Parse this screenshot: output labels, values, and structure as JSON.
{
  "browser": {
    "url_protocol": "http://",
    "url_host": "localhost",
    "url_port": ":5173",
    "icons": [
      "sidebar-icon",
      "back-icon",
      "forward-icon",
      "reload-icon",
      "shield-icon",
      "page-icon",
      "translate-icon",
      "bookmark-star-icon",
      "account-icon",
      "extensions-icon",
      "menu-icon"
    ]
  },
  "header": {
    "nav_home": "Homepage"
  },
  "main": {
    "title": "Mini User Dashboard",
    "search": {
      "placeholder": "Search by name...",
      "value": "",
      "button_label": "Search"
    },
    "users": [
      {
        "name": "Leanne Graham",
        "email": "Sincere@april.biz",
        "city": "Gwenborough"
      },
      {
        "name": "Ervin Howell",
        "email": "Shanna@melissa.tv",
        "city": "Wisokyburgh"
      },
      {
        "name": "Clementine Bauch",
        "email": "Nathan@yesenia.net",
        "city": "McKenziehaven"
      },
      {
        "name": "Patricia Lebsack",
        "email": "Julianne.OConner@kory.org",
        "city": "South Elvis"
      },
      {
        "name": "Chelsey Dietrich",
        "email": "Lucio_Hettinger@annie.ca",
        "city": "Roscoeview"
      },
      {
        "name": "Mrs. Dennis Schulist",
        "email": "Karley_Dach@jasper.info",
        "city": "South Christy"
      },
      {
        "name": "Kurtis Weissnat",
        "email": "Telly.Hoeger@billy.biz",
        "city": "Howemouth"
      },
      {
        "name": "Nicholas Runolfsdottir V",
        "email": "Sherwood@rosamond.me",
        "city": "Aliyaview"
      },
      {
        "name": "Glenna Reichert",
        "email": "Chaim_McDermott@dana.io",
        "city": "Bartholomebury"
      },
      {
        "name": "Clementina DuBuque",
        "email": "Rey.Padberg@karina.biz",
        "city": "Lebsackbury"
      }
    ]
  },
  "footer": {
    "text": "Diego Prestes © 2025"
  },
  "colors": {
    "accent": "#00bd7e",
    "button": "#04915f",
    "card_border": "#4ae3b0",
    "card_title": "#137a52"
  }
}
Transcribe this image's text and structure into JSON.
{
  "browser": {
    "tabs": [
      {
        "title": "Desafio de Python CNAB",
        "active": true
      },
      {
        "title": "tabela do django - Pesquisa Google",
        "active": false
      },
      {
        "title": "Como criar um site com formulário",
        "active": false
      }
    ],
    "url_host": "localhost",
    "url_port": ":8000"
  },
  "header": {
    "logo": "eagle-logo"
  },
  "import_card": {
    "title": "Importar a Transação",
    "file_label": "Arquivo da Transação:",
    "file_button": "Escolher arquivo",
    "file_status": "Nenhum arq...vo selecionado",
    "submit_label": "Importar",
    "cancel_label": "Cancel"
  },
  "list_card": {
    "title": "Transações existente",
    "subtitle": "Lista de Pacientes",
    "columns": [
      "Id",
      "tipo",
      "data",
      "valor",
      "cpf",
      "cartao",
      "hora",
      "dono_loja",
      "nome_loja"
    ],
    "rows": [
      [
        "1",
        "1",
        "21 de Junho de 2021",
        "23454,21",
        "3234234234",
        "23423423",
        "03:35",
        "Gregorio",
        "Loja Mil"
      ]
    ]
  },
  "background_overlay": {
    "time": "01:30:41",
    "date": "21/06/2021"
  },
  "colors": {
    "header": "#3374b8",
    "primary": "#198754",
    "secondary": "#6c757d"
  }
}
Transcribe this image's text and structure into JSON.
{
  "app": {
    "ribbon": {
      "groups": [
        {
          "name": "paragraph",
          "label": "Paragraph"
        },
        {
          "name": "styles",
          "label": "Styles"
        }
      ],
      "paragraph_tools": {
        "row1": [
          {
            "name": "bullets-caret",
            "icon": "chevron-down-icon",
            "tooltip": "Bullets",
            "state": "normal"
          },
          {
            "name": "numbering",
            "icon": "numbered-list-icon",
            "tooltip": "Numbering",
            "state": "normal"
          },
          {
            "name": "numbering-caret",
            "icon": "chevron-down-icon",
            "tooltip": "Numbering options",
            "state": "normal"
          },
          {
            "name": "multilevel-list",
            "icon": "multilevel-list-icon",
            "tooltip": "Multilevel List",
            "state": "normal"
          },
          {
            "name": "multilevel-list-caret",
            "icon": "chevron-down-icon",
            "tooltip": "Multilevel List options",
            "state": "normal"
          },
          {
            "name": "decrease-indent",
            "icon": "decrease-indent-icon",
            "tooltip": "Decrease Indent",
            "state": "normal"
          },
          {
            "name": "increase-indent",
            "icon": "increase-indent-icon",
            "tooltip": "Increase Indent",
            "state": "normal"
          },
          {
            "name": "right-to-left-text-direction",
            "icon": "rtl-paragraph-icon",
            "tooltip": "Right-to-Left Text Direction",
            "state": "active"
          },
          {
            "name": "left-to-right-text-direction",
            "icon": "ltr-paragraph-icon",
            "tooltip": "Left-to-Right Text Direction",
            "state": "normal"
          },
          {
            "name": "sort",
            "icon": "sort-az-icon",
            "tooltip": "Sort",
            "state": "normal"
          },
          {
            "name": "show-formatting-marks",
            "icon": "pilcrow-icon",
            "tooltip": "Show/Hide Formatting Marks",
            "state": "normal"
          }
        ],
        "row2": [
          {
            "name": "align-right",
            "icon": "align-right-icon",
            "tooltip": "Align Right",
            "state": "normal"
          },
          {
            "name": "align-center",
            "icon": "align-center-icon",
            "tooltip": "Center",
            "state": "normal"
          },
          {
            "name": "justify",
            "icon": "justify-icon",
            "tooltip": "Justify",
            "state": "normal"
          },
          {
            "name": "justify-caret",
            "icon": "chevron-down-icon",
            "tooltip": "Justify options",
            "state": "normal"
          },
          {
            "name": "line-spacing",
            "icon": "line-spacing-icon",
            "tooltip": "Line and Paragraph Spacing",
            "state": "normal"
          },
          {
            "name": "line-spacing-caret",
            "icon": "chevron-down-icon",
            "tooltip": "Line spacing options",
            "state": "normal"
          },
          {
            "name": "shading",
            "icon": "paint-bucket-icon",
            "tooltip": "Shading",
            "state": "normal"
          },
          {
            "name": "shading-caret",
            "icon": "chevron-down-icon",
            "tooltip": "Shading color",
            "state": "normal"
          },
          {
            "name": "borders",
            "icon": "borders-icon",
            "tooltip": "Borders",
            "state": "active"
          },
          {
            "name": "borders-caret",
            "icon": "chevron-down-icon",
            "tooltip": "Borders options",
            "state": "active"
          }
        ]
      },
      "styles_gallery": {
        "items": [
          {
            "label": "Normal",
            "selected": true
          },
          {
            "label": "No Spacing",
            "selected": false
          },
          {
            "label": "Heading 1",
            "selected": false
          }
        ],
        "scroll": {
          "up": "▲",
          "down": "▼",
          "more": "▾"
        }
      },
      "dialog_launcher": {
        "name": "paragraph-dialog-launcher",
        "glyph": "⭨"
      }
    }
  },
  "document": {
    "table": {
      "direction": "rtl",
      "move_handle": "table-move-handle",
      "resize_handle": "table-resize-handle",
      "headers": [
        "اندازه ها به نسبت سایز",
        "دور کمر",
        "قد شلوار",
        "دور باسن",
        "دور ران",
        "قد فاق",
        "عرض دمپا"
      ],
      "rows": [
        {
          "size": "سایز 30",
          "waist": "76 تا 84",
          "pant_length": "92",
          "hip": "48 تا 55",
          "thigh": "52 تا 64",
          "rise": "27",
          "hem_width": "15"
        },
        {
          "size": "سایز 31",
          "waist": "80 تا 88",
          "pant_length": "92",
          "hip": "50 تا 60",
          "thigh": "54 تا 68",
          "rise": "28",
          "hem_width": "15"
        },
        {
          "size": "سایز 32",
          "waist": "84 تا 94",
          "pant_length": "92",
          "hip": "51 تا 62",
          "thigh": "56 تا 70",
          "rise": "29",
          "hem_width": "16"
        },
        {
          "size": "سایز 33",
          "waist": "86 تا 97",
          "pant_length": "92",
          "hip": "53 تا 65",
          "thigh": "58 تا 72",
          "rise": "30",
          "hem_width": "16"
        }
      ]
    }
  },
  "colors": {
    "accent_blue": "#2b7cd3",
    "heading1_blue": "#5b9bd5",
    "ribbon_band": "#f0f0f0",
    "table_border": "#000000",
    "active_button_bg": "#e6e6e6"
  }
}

_ _ _ _ _ _ _

Problem details: All lines of the data above that include the word "South" must be shown.

Full solution:
        "city": "South Elvis"
        "city": "South Christy"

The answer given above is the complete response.